Short problem =>
From the data that follows, report how many lines hold the string "ABknS", giving only the number.

Input data =>
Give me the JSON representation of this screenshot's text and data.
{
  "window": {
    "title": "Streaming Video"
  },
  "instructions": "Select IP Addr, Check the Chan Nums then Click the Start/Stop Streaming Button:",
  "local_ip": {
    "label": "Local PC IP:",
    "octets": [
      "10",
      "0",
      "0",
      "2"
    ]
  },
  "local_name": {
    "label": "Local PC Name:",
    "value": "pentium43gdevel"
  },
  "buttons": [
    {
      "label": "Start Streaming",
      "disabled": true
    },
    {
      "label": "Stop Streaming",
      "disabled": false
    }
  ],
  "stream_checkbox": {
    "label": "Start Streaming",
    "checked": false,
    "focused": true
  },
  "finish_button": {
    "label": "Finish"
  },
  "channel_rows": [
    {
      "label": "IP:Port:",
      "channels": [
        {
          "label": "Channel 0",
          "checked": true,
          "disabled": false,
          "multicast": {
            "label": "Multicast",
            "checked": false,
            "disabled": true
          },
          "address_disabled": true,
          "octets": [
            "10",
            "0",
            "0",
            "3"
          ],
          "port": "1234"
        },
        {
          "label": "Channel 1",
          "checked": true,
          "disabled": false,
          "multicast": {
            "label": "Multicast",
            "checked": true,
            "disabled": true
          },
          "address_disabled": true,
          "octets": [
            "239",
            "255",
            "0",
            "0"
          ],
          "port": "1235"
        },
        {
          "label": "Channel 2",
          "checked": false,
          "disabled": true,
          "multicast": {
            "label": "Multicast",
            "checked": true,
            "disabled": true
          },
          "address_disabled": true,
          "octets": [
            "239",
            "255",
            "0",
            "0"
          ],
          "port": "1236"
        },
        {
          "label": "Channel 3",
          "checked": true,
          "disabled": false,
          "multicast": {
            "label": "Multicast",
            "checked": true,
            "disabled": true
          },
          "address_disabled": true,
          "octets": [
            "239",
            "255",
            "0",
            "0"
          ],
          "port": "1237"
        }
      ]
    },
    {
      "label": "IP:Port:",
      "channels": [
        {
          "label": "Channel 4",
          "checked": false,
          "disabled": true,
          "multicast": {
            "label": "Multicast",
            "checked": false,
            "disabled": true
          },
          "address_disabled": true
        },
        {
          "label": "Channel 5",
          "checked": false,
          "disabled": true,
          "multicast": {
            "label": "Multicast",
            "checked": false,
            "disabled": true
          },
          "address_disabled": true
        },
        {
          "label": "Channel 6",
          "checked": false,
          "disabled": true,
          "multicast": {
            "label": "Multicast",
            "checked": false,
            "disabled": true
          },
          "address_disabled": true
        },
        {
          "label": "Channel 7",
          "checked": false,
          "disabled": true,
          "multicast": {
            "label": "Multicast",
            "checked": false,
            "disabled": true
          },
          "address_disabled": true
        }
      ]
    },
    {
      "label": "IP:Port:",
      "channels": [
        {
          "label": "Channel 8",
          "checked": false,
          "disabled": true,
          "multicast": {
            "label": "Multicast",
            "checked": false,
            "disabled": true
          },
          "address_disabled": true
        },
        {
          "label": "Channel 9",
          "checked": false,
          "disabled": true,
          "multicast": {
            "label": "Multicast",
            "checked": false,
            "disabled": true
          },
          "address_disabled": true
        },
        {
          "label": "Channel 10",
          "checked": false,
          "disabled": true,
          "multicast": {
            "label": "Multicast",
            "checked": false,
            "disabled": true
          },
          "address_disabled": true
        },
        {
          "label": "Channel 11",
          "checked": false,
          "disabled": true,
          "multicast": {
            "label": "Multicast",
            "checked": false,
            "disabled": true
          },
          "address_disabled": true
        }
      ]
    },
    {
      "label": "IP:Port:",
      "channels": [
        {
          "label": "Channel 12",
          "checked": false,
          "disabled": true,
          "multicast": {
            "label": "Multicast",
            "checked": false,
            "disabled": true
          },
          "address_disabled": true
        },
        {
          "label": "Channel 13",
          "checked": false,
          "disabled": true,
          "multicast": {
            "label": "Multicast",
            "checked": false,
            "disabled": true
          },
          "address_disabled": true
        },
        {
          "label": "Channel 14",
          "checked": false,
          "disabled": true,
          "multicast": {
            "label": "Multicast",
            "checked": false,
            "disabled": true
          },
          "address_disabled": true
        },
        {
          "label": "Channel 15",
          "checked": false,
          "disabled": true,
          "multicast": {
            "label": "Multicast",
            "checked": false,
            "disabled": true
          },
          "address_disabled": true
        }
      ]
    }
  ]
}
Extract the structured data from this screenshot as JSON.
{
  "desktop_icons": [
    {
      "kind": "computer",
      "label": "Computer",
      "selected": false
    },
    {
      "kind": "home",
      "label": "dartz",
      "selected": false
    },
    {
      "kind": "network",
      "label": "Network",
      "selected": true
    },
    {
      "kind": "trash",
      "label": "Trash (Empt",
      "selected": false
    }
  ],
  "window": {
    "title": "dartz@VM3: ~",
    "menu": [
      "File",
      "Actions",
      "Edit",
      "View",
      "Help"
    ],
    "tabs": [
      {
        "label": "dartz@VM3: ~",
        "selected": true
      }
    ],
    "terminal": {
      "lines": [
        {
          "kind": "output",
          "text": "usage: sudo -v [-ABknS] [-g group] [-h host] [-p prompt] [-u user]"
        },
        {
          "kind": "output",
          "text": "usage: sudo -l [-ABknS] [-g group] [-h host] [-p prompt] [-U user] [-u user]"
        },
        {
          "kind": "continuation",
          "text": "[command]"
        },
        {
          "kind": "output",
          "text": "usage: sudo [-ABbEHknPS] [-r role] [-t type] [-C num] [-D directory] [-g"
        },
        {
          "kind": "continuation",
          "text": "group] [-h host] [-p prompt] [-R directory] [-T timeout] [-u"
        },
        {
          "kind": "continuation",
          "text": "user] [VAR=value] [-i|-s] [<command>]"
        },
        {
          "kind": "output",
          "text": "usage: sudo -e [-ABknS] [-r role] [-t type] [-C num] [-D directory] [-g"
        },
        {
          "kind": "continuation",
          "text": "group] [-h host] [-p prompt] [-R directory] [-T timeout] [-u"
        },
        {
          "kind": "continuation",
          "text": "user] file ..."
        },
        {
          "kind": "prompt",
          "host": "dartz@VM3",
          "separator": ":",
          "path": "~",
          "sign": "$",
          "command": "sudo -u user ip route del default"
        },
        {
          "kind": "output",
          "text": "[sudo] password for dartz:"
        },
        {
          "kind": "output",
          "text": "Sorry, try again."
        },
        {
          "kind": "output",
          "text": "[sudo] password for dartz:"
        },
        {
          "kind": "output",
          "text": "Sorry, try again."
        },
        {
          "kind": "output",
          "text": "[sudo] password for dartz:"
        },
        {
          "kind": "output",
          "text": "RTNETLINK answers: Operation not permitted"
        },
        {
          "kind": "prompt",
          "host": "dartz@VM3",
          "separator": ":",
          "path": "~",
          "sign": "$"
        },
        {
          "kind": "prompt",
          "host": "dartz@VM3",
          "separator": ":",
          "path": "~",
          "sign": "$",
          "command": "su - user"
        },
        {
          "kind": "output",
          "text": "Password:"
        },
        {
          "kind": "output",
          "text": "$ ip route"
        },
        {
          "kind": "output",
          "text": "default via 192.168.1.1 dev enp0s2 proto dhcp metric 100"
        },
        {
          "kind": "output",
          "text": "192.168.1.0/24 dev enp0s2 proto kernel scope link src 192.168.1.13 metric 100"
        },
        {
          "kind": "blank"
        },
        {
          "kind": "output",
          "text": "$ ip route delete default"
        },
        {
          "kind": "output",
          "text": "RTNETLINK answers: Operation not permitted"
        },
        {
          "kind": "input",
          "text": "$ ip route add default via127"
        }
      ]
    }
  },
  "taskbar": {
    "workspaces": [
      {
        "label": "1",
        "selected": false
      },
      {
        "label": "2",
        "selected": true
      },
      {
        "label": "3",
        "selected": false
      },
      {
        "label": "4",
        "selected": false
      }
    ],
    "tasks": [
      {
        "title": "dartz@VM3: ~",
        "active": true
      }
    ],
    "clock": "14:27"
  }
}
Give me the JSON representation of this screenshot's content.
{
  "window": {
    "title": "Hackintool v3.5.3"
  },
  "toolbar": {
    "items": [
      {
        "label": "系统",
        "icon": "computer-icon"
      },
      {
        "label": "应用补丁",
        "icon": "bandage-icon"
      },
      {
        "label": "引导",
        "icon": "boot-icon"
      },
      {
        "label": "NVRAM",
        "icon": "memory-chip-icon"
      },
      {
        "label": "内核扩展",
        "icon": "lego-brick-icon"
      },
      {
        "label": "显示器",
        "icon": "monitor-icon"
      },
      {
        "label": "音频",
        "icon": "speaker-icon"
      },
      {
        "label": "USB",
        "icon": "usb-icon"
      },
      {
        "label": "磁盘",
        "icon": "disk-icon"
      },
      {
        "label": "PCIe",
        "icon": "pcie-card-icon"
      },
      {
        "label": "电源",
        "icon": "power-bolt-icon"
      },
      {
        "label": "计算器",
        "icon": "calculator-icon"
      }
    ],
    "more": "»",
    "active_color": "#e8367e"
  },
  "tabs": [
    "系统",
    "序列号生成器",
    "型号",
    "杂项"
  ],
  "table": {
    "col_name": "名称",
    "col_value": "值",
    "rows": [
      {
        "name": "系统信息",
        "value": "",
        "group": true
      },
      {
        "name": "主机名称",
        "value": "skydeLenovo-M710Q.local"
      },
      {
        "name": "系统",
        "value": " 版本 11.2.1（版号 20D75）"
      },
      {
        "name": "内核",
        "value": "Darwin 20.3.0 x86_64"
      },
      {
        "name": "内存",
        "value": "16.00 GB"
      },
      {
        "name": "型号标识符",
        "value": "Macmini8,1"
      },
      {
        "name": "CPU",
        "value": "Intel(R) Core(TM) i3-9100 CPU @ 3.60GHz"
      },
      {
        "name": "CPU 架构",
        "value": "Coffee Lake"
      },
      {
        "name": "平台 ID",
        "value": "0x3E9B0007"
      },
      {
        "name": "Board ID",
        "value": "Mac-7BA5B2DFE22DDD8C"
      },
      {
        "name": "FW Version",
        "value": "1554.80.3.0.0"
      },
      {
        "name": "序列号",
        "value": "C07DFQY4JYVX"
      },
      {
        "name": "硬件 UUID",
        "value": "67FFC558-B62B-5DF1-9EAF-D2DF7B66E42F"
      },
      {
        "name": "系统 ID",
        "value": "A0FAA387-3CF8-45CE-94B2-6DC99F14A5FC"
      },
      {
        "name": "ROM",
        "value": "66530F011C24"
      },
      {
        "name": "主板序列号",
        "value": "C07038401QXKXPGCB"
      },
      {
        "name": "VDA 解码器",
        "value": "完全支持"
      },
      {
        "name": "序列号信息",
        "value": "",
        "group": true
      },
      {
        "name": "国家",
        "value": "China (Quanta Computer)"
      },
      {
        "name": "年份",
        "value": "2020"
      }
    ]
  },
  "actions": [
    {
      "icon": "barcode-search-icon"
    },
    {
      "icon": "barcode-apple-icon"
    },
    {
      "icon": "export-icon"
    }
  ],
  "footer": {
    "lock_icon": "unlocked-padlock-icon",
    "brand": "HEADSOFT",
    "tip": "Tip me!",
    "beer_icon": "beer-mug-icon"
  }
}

Answer to the task =>
3